### TASK PROMPT
Return the listing below line for line, without the pictures.
━━━━━━━━━━━━━━━━━━━━━━━━━━━━━━
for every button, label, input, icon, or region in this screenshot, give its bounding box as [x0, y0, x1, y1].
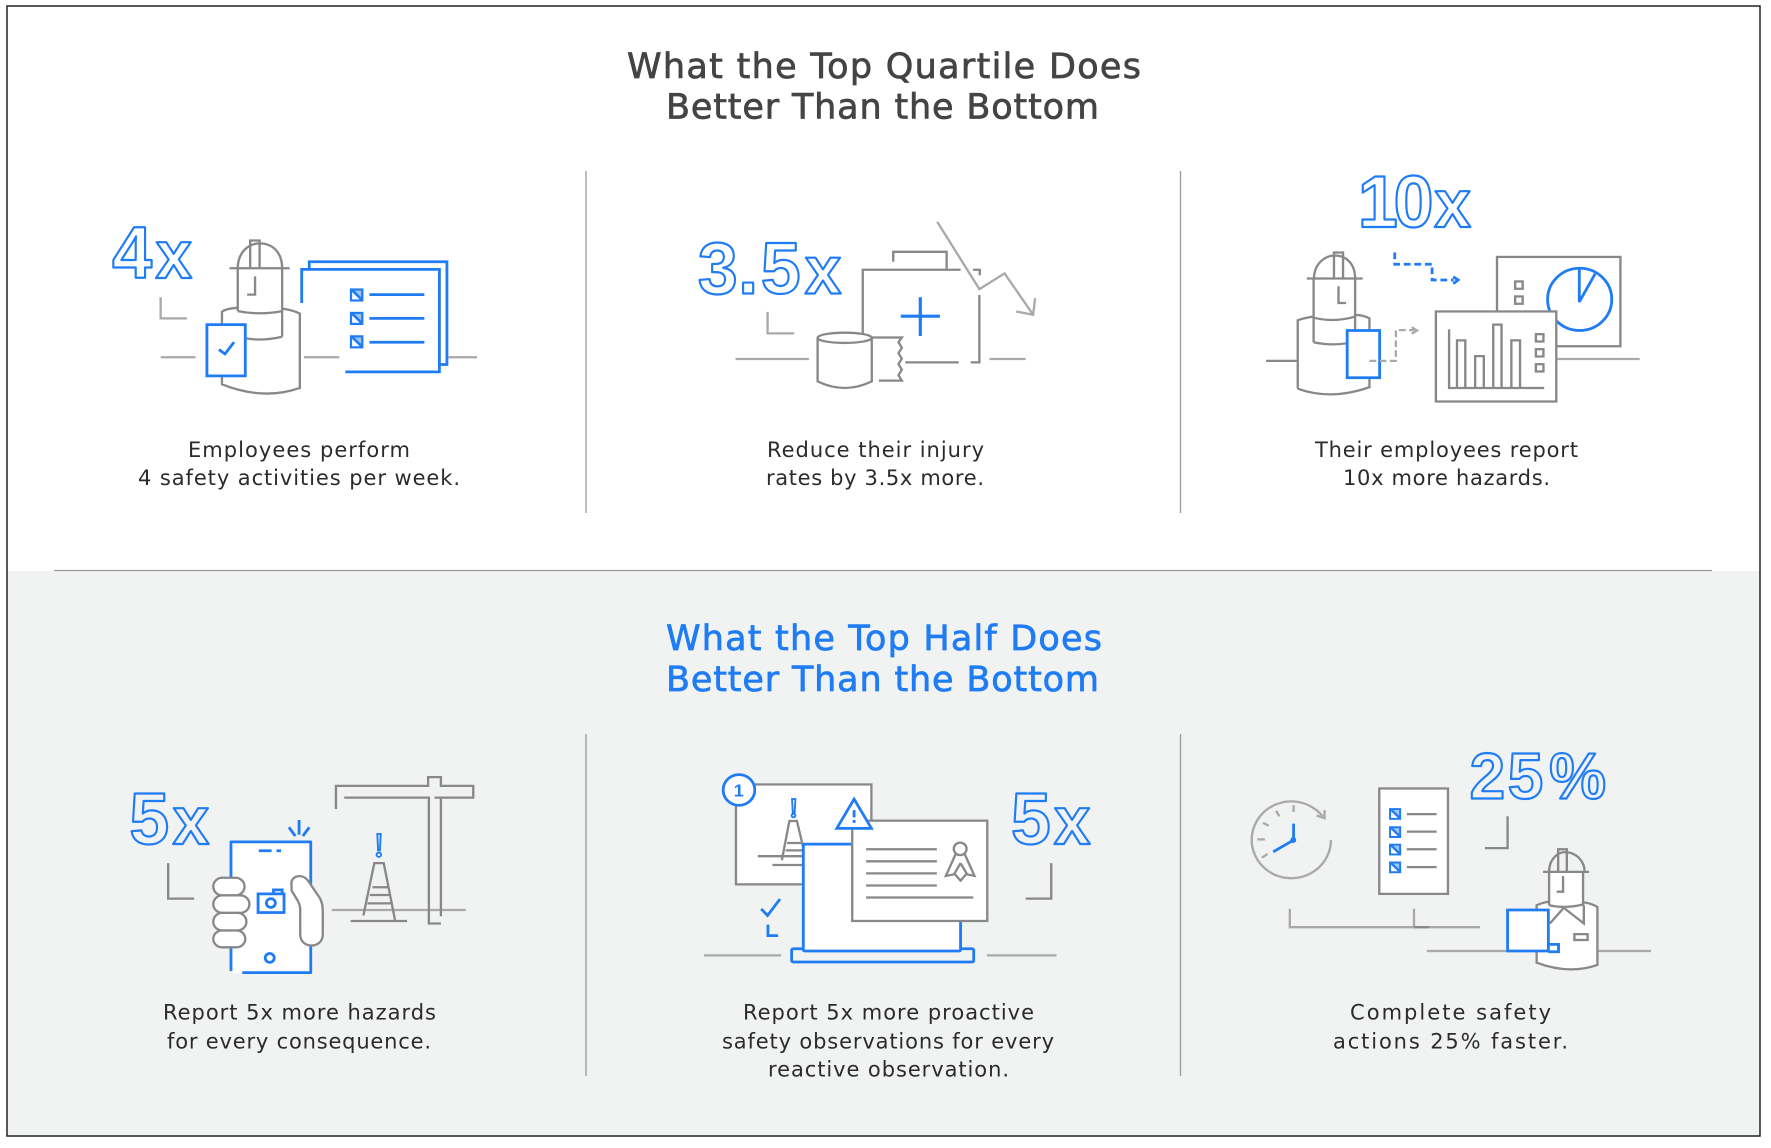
caption [1314, 438, 1578, 490]
stat: 5x: x [1054, 784, 1090, 859]
icon: clock [1252, 801, 1331, 878]
icon: traffic cone [351, 834, 407, 921]
stat: 4x: x [155, 218, 192, 293]
caption: reactive observation. [768, 1058, 1009, 1082]
illustration: laptop with certificate and hazard report [704, 775, 1090, 962]
stat: 4x: 4 [112, 213, 152, 294]
heading: top half [666, 619, 1102, 700]
panel: 4x safety activities [112, 213, 477, 490]
heading: top half: What the Top Half Does [666, 619, 1102, 659]
icon: checklist [1379, 788, 1448, 894]
icon: phone in hand [213, 820, 323, 973]
heading: top quartile: What the Top Quartile Does [627, 47, 1141, 87]
icon: check [761, 899, 780, 936]
icon: laptop [792, 844, 974, 962]
illustration: worker with checklist [112, 213, 477, 394]
stat: 5x: 5 [129, 779, 169, 860]
illustration: clock, checklist and worker [1252, 740, 1651, 969]
caption [766, 438, 984, 490]
icon: pie chart screen [1497, 257, 1620, 346]
panel: 25% faster [1252, 740, 1651, 1054]
panel: 3.5x injury rates [698, 222, 1035, 490]
heading: top quartile [627, 47, 1141, 128]
icon: worker with tablet [1508, 849, 1597, 969]
caption: safety observations for every [722, 1030, 1054, 1054]
caption: rates by 3.5x more. [766, 466, 984, 490]
icon: hazard screen: 1 [734, 781, 744, 800]
caption: Employees perform [188, 438, 410, 462]
caption: 4 safety activities per week. [138, 466, 460, 490]
caption [138, 438, 460, 490]
illustration: first aid kit and falling trend [698, 222, 1035, 388]
stat: 25%: 25% [1470, 740, 1606, 813]
icon: crane [336, 777, 473, 924]
panel: 5x proactive observations [704, 775, 1090, 1082]
icon: warning triangle [837, 799, 871, 828]
stat: 5x: x [173, 784, 209, 859]
stat: 10x: x [1434, 167, 1471, 242]
icon: bar chart screen [1436, 311, 1556, 402]
panel: 5x hazards per consequence [129, 777, 473, 1054]
caption: Report 5x more hazards [163, 1000, 436, 1024]
stat: 3.5x: x [805, 234, 841, 309]
illustration: phone photographing a hazard [129, 777, 473, 973]
panel: 10x hazards [1266, 161, 1640, 490]
stat: 5x: 5 [1011, 779, 1051, 860]
caption [163, 1000, 436, 1054]
stat: 10x: 10 [1358, 161, 1434, 243]
illustration: worker reporting to dashboards [1266, 161, 1640, 402]
icon: clipboard [207, 325, 245, 376]
icon: certificate [852, 821, 987, 921]
caption: 10x more hazards. [1343, 466, 1550, 490]
icon: hazard screen [723, 775, 871, 884]
caption: Reduce their injury [767, 438, 984, 462]
caption: actions 25% faster. [1333, 1030, 1568, 1054]
caption: for every consequence. [167, 1030, 431, 1054]
stat: 3.5x: 3.5 [698, 229, 801, 310]
caption [722, 1000, 1054, 1082]
caption: Report 5x more proactive [743, 1000, 1034, 1024]
caption: Their employees report [1314, 438, 1578, 462]
heading: top quartile: Better Than the Bottom [666, 88, 1099, 128]
caption [1333, 1000, 1568, 1054]
heading: top half: Better Than the Bottom [666, 660, 1099, 700]
caption: Complete safety [1350, 1000, 1551, 1024]
icon: checklist documents [302, 262, 447, 372]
━━━━━━━━━━━━━━━━━━━━━━━━━━━━━━
### RESULT FOR THIS TASK
for every button, label, input, icon, or region in this screenshot, give its bounding box as [x0, y0, x1, y1].
caption [1314, 438, 1578, 490]
stat: 5x: x [1054, 784, 1090, 859]
icon: clock [1252, 801, 1331, 878]
icon: traffic cone [351, 834, 407, 921]
stat: 4x: x [155, 218, 192, 293]
caption: reactive observation. [768, 1058, 1009, 1082]
illustration: laptop with certificate and hazard report [704, 775, 1090, 962]
stat: 4x: 4 [112, 213, 152, 294]
heading: top half [666, 619, 1102, 700]
panel: 4x safety activities [112, 213, 477, 490]
heading: top half: What the Top Half Does [666, 619, 1102, 659]
icon: checklist [1379, 788, 1448, 894]
icon: phone in hand [213, 820, 323, 973]
heading: top quartile: What the Top Quartile Does [627, 47, 1141, 87]
icon: check [761, 899, 780, 936]
icon: laptop [792, 844, 974, 962]
illustration: worker with checklist [112, 213, 477, 394]
stat: 5x: 5 [129, 779, 169, 860]
illustration: clock, checklist and worker [1252, 740, 1651, 969]
caption [766, 438, 984, 490]
icon: pie chart screen [1497, 257, 1620, 346]
panel: 25% faster [1252, 740, 1651, 1054]
panel: 3.5x injury rates [698, 222, 1035, 490]
heading: top quartile [627, 47, 1141, 128]
icon: worker with tablet [1508, 849, 1597, 969]
caption: safety observations for every [722, 1030, 1054, 1054]
caption: rates by 3.5x more. [766, 466, 984, 490]
icon: hazard screen: 1 [734, 781, 744, 800]
caption: Employees perform [188, 438, 410, 462]
caption: 4 safety activities per week. [138, 466, 460, 490]
caption [138, 438, 460, 490]
illustration: first aid kit and falling trend [698, 222, 1035, 388]
stat: 25%: 25% [1470, 740, 1606, 813]
icon: crane [336, 777, 473, 924]
panel: 5x proactive observations [704, 775, 1090, 1082]
icon: warning triangle [837, 799, 871, 828]
stat: 5x: x [173, 784, 209, 859]
stat: 10x: x [1434, 167, 1471, 242]
icon: bar chart screen [1436, 311, 1556, 402]
panel: 5x hazards per consequence [129, 777, 473, 1054]
caption: Report 5x more hazards [163, 1000, 436, 1024]
stat: 3.5x: x [805, 234, 841, 309]
illustration: phone photographing a hazard [129, 777, 473, 973]
panel: 10x hazards [1266, 161, 1640, 490]
stat: 5x: 5 [1011, 779, 1051, 860]
caption [163, 1000, 436, 1054]
stat: 10x: 10 [1358, 161, 1434, 243]
illustration: worker reporting to dashboards [1266, 161, 1640, 402]
icon: clipboard [207, 325, 245, 376]
icon: certificate [852, 821, 987, 921]
caption: 10x more hazards. [1343, 466, 1550, 490]
icon: hazard screen [723, 775, 871, 884]
caption: Reduce their injury [767, 438, 984, 462]
caption: actions 25% faster. [1333, 1030, 1568, 1054]
caption: for every consequence. [167, 1030, 431, 1054]
stat: 3.5x: 3.5 [698, 229, 801, 310]
caption [722, 1000, 1054, 1082]
caption: Report 5x more proactive [743, 1000, 1034, 1024]
caption: Their employees report [1314, 438, 1578, 462]
heading: top quartile: Better Than the Bottom [666, 88, 1099, 128]
caption [1333, 1000, 1568, 1054]
heading: top half: Better Than the Bottom [666, 660, 1099, 700]
caption: Complete safety [1350, 1000, 1551, 1024]
icon: checklist documents [302, 262, 447, 372]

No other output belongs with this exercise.